• **Recorded data**:

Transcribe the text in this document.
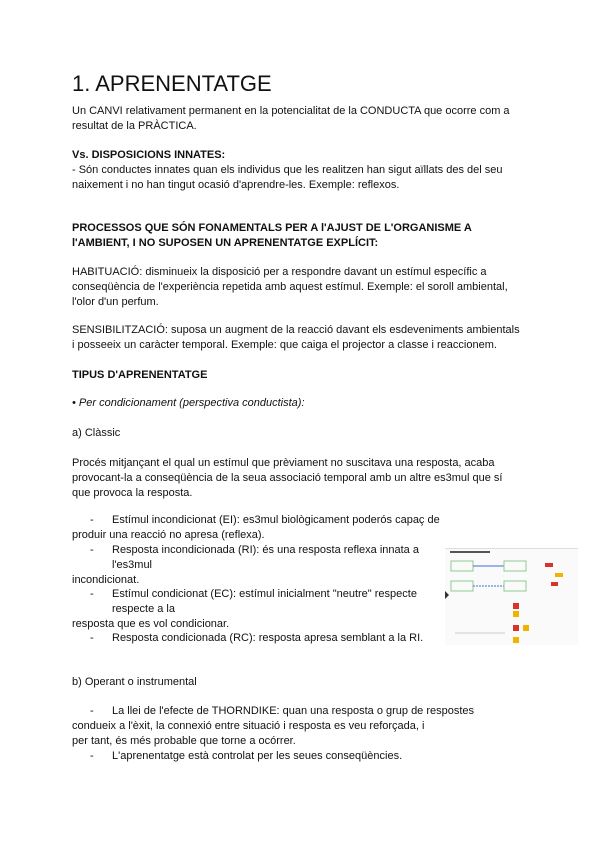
1. APRENENTATGE

Un CANVI relativament permanent en la potencialitat de la CONDUCTA que ocorre com a
resultat de la PRÀCTICA.

Vs. DISPOSICIONS INNATES:

- Són conductes innates quan els individus que les realitzen han sigut aïllats des del seu
naixement i no han tingut ocasió d'aprendre-les. Exemple: reflexos.

PROCESSOS QUE SÓN FONAMENTALS PER A l'AJUST DE L'ORGANISME A
l'AMBIENT, I NO SUPOSEN UN APRENENTATGE EXPLÍCIT:

HABITUACIÓ: disminueix la disposició per a respondre davant un estímul específic a
conseqüència de l'experiència repetida amb aquest estímul. Exemple: el soroll ambiental,
l'olor d'un perfum.

SENSIBILITZACIÓ: suposa un augment de la reacció davant els esdeveniments ambientals
i posseeix un caràcter temporal. Exemple: que caiga el projector a classe i reaccionem.

TIPUS D'APRENENTATGE

• Per condicionament (perspectiva conductista):

a) Clàssic

Procés mitjançant el qual un estímul que prèviament no suscitava una resposta, acaba
provocant-la a conseqüència de la seua associació temporal amb un altre es3mul que sí
que provoca la resposta.

-	Estímul incondicionat (EI): es3mul biològicament poderós capaç de
produir una reacció no apresa (reflexa).
-	Resposta incondicionada (RI): és una resposta reflexa innata a
l'es3mul
incondicionat.
-	Estímul condicionat (EC): estímul inicialment "neutre" respecte
respecte a la
resposta que es vol condicionar.
-	Resposta condicionada (RC): resposta apresa semblant a la RI.

b) Operant o instrumental

-	La llei de l'efecte de THORNDIKE: quan una resposta o grup de respostes
condueix a l'èxit, la connexió entre situació i resposta es veu reforçada, i
per tant, és més probable que torne a ocórrer.
-	L'aprenentatge està controlat per les seues conseqüències.
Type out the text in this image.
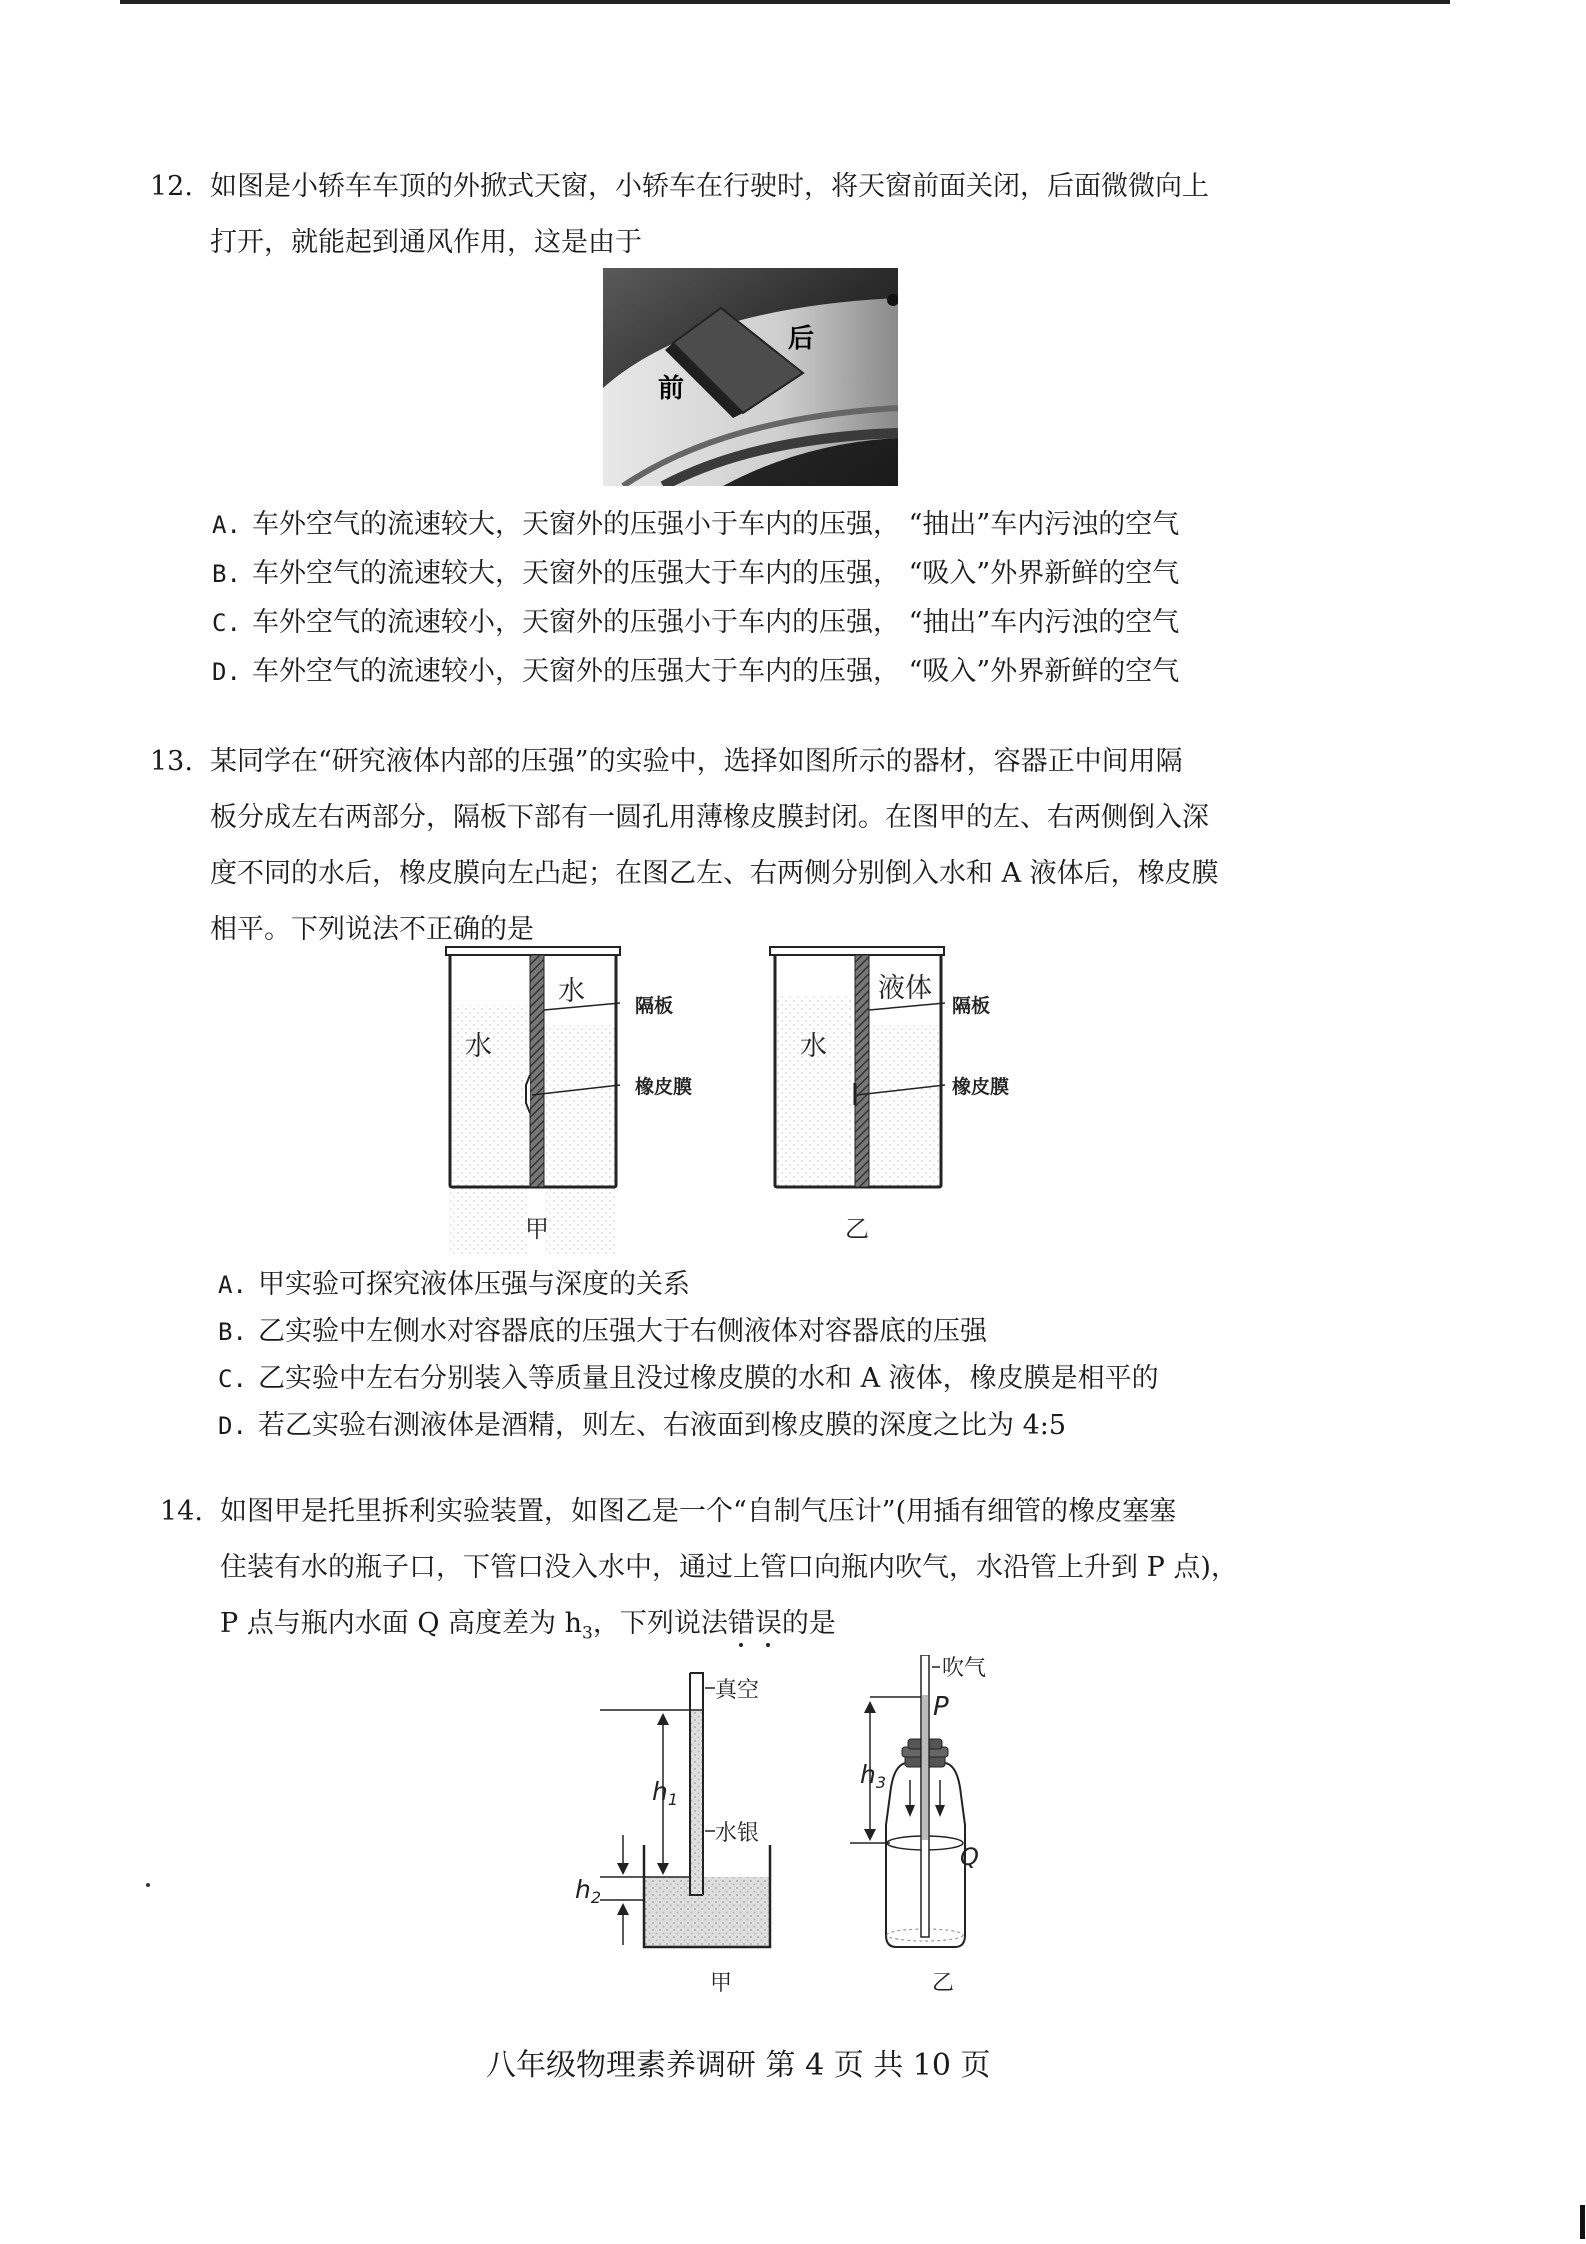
12. 如图是小轿车车顶的外掀式天窗，小轿车在行驶时，将天窗前面关闭，后面微微向上
打开，就能起到通风作用，这是由于
前
后
A. 车外空气的流速较大，天窗外的压强小于车内的压强， “抽出”车内污浊的空气
B. 车外空气的流速较大，天窗外的压强大于车内的压强， “吸入”外界新鲜的空气
C. 车外空气的流速较小，天窗外的压强小于车内的压强， “抽出”车内污浊的空气
D. 车外空气的流速较小，天窗外的压强大于车内的压强， “吸入”外界新鲜的空气
13. 某同学在“研究液体内部的压强”的实验中，选择如图所示的器材，容器正中间用隔
板分成左右两部分，隔板下部有一圆孔用薄橡皮膜封闭。在图甲的左、右两侧倒入深
度不同的水后，橡皮膜向左凸起；在图乙左、右两侧分别倒入水和 A 液体后，橡皮膜
相平。下列说法不正确的是
水
水	隔板
橡皮膜
甲
水
液体
隔板
橡皮膜
乙
A. 甲实验可探究液体压强与深度的关系
B. 乙实验中左侧水对容器底的压强大于右侧液体对容器底的压强
C. 乙实验中左右分别装入等质量且没过橡皮膜的水和 A 液体，橡皮膜是相平的
D. 若乙实验右测液体是酒精，则左、右液面到橡皮膜的深度之比为 4:5
14. 如图甲是托里拆利实验装置，如图乙是一个“自制气压计”(用插有细管的橡皮塞塞
住装有水的瓶子口，下管口没入水中，通过上管口向瓶内吹气，水沿管上升到 P 点)，
P 点与瓶内水面 Q 高度差为 $h_3$，下列说法错误的是
真空
$h_1$
水银
$h_2$
甲
吹气
P
$h_3$
Q
乙
八年级物理素养调研 第 4 页 共 10 页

• **Exercise description**: Pictures are to be left out; all else in the entries above is to be quoted exactly.

• **The result**:
Transcribe the text in this document.
1. APRENENTATGE

Un CANVI relativament permanent en la potencialitat de la CONDUCTA que ocorre com a
resultat de la PRÀCTICA.

Vs. DISPOSICIONS INNATES:

- Són conductes innates quan els individus que les realitzen han sigut aïllats des del seu
naixement i no han tingut ocasió d'aprendre-les. Exemple: reflexos.

PROCESSOS QUE SÓN FONAMENTALS PER A l'AJUST DE L'ORGANISME A
l'AMBIENT, I NO SUPOSEN UN APRENENTATGE EXPLÍCIT:

HABITUACIÓ: disminueix la disposició per a respondre davant un estímul específic a
conseqüència de l'experiència repetida amb aquest estímul. Exemple: el soroll ambiental,
l'olor d'un perfum.

SENSIBILITZACIÓ: suposa un augment de la reacció davant els esdeveniments ambientals
i posseeix un caràcter temporal. Exemple: que caiga el projector a classe i reaccionem.

TIPUS D'APRENENTATGE

• Per condicionament (perspectiva conductista):

a) Clàssic

Procés mitjançant el qual un estímul que prèviament no suscitava una resposta, acaba
provocant-la a conseqüència de la seua associació temporal amb un altre es3mul que sí
que provoca la resposta.

-	Estímul incondicionat (EI): es3mul biològicament poderós capaç de
produir una reacció no apresa (reflexa).
-	Resposta incondicionada (RI): és una resposta reflexa innata a
l'es3mul
incondicionat.
-	Estímul condicionat (EC): estímul inicialment "neutre" respecte
respecte a la
resposta que es vol condicionar.
-	Resposta condicionada (RC): resposta apresa semblant a la RI.

b) Operant o instrumental

-	La llei de l'efecte de THORNDIKE: quan una resposta o grup de respostes
condueix a l'èxit, la connexió entre situació i resposta es veu reforçada, i
per tant, és més probable que torne a ocórrer.
-	L'aprenentatge està controlat per les seues conseqüències.
Type out the text in this image.
12. 如图是小轿车车顶的外掀式天窗，小轿车在行驶时，将天窗前面关闭，后面微微向上
打开，就能起到通风作用，这是由于
前
后
A. 车外空气的流速较大，天窗外的压强小于车内的压强， “抽出”车内污浊的空气
B. 车外空气的流速较大，天窗外的压强大于车内的压强， “吸入”外界新鲜的空气
C. 车外空气的流速较小，天窗外的压强小于车内的压强， “抽出”车内污浊的空气
D. 车外空气的流速较小，天窗外的压强大于车内的压强， “吸入”外界新鲜的空气
13. 某同学在“研究液体内部的压强”的实验中，选择如图所示的器材，容器正中间用隔
板分成左右两部分，隔板下部有一圆孔用薄橡皮膜封闭。在图甲的左、右两侧倒入深
度不同的水后，橡皮膜向左凸起；在图乙左、右两侧分别倒入水和 A 液体后，橡皮膜
相平。下列说法不正确的是
水
水	隔板
橡皮膜
甲
水
液体
隔板
橡皮膜
乙
A. 甲实验可探究液体压强与深度的关系
B. 乙实验中左侧水对容器底的压强大于右侧液体对容器底的压强
C. 乙实验中左右分别装入等质量且没过橡皮膜的水和 A 液体，橡皮膜是相平的
D. 若乙实验右测液体是酒精，则左、右液面到橡皮膜的深度之比为 4:5
14. 如图甲是托里拆利实验装置，如图乙是一个“自制气压计”(用插有细管的橡皮塞塞
住装有水的瓶子口，下管口没入水中，通过上管口向瓶内吹气，水沿管上升到 P 点)，
P 点与瓶内水面 Q 高度差为 $h_3$，下列说法错误的是
真空
$h_1$
水银
$h_2$
甲
吹气
P
$h_3$
Q
乙
八年级物理素养调研 第 4 页 共 10 页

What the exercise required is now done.